## Begin Raw records
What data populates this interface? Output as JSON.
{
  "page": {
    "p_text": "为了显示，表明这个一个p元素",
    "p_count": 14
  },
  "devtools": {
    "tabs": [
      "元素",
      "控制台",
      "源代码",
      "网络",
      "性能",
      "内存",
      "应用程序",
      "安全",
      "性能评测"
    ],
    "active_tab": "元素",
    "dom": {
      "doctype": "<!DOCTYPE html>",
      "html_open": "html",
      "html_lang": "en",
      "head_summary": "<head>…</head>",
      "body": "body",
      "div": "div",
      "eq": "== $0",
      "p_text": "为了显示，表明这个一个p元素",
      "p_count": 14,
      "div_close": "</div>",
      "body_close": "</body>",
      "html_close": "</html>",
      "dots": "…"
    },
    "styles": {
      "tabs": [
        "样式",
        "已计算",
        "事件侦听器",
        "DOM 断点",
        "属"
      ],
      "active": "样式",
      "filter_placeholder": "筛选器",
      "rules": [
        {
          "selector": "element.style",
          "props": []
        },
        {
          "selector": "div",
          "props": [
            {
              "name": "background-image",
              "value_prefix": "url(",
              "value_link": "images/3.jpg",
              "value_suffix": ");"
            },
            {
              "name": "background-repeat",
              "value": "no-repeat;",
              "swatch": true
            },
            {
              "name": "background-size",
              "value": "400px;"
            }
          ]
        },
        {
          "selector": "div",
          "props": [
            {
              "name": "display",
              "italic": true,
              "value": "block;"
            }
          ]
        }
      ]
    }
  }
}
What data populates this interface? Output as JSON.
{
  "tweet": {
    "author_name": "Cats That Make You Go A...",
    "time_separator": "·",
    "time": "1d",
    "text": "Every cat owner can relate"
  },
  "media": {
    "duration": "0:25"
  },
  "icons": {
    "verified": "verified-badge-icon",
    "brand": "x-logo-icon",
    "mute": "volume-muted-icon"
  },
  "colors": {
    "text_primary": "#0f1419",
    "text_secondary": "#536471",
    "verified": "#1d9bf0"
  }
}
## End Raw records
■ What to do
Return every line from the records above that holds the word "表明这个一个p元素".

■ The answer
    "p_text": "为了显示，表明这个一个p元素",
      "p_text": "为了显示，表明这个一个p元素",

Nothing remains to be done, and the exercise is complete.